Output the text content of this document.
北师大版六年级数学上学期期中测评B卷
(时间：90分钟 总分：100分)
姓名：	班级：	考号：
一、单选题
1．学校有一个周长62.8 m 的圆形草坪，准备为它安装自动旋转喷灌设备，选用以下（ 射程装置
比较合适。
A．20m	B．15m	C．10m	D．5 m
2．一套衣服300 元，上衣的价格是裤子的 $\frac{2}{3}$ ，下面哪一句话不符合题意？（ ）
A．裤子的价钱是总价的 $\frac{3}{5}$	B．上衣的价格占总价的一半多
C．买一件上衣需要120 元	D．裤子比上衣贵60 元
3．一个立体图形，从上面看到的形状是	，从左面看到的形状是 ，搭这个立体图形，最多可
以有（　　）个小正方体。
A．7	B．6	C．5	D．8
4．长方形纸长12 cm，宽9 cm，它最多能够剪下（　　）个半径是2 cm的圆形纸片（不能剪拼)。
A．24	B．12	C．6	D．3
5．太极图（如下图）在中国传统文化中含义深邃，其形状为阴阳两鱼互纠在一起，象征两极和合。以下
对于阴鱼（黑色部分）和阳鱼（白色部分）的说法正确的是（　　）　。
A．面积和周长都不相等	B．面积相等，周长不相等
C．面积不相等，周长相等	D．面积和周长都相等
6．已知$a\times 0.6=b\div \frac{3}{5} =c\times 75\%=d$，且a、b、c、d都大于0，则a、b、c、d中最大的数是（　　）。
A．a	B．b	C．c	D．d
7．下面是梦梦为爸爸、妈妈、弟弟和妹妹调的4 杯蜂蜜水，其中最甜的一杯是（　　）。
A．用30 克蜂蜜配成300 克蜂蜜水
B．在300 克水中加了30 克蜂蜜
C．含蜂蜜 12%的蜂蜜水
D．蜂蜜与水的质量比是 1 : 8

__________________________________________________

#### [Written task]
Would you reproduce all the entries exactly?

#### [Result]
Output the text content of this document.
北师大版六年级数学上学期期中测评B卷
(时间：90分钟 总分：100分)
姓名：	班级：	考号：
一、单选题
1．学校有一个周长62.8 m 的圆形草坪，准备为它安装自动旋转喷灌设备，选用以下（ 射程装置
比较合适。
A．20m	B．15m	C．10m	D．5 m
2．一套衣服300 元，上衣的价格是裤子的 $\frac{2}{3}$ ，下面哪一句话不符合题意？（ ）
A．裤子的价钱是总价的 $\frac{3}{5}$	B．上衣的价格占总价的一半多
C．买一件上衣需要120 元	D．裤子比上衣贵60 元
3．一个立体图形，从上面看到的形状是	，从左面看到的形状是 ，搭这个立体图形，最多可
以有（　　）个小正方体。
A．7	B．6	C．5	D．8
4．长方形纸长12 cm，宽9 cm，它最多能够剪下（　　）个半径是2 cm的圆形纸片（不能剪拼)。
A．24	B．12	C．6	D．3
5．太极图（如下图）在中国传统文化中含义深邃，其形状为阴阳两鱼互纠在一起，象征两极和合。以下
对于阴鱼（黑色部分）和阳鱼（白色部分）的说法正确的是（　　）　。
A．面积和周长都不相等	B．面积相等，周长不相等
C．面积不相等，周长相等	D．面积和周长都相等
6．已知$a\times 0.6=b\div \frac{3}{5} =c\times 75\%=d$，且a、b、c、d都大于0，则a、b、c、d中最大的数是（　　）。
A．a	B．b	C．c	D．d
7．下面是梦梦为爸爸、妈妈、弟弟和妹妹调的4 杯蜂蜜水，其中最甜的一杯是（　　）。
A．用30 克蜂蜜配成300 克蜂蜜水
B．在300 克水中加了30 克蜂蜜
C．含蜂蜜 12%的蜂蜜水
D．蜂蜜与水的质量比是 1 : 8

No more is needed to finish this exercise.